■ **TO BE DONE**
Please copy every line of the records below that holds the word "收集和处理事件信息".

■ **MATERIAL PROVIDED**
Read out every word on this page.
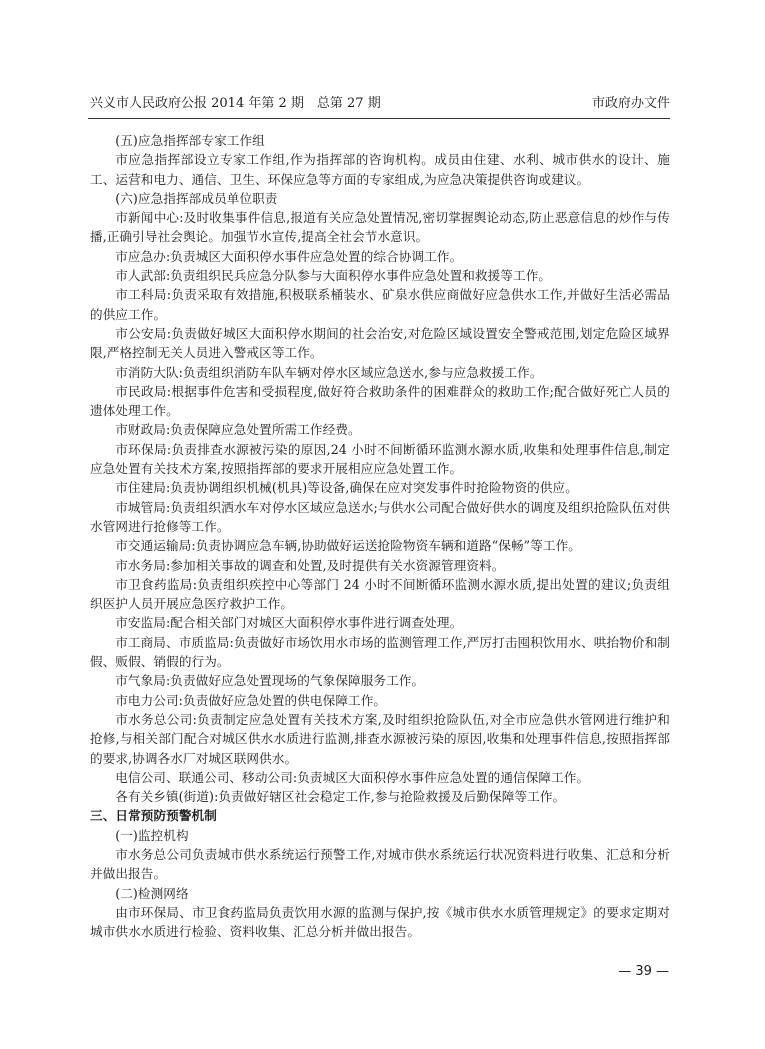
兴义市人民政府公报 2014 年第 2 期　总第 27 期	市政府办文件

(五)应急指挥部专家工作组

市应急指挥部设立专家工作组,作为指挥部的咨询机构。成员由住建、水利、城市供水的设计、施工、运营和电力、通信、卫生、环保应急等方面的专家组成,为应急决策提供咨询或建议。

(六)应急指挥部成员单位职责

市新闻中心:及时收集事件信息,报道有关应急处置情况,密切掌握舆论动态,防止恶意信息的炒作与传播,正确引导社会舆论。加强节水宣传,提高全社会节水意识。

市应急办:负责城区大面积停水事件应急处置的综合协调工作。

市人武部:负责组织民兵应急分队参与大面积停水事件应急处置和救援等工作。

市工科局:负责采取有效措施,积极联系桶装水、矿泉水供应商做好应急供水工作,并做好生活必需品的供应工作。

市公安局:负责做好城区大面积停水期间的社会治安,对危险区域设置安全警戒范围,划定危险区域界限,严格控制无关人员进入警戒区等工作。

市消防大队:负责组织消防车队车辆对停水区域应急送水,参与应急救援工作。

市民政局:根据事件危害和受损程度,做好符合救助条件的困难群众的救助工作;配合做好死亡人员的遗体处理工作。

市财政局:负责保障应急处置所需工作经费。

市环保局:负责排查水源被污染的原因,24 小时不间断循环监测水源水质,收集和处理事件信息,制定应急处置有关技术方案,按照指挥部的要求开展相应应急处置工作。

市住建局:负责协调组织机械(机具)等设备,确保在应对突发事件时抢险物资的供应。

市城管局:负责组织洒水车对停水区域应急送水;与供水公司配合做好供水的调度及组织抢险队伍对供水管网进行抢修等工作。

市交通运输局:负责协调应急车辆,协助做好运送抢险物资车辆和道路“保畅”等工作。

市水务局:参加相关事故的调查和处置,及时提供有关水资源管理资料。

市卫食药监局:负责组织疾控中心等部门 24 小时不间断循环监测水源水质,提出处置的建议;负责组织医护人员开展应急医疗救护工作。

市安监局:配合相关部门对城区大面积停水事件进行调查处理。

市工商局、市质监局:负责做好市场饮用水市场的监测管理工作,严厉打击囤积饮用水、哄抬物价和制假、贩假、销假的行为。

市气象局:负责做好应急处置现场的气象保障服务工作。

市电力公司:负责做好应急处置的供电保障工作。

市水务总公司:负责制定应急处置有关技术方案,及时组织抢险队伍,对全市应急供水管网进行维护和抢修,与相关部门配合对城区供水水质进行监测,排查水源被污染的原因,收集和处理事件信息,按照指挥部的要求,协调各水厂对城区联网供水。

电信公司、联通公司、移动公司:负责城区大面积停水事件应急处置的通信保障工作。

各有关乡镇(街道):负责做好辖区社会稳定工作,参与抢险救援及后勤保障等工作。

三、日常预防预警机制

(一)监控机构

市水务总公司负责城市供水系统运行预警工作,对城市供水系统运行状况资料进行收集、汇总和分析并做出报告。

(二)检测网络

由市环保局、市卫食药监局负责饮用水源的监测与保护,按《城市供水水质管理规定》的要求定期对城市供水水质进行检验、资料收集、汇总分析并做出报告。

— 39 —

■ **SOLUTION TO THIS PROBLEM**
市环保局:负责排查水源被污染的原因,24 小时不间断循环监测水源水质,收集和处理事件信息,制定应急处置有关技术方案,按照指挥部的要求开展相应应急处置工作。
市水务总公司:负责制定应急处置有关技术方案,及时组织抢险队伍,对全市应急供水管网进行维护和抢修,与相关部门配合对城区供水水质进行监测,排查水源被污染的原因,收集和处理事件信息,按照指挥部的要求,协调各水厂对城区联网供水。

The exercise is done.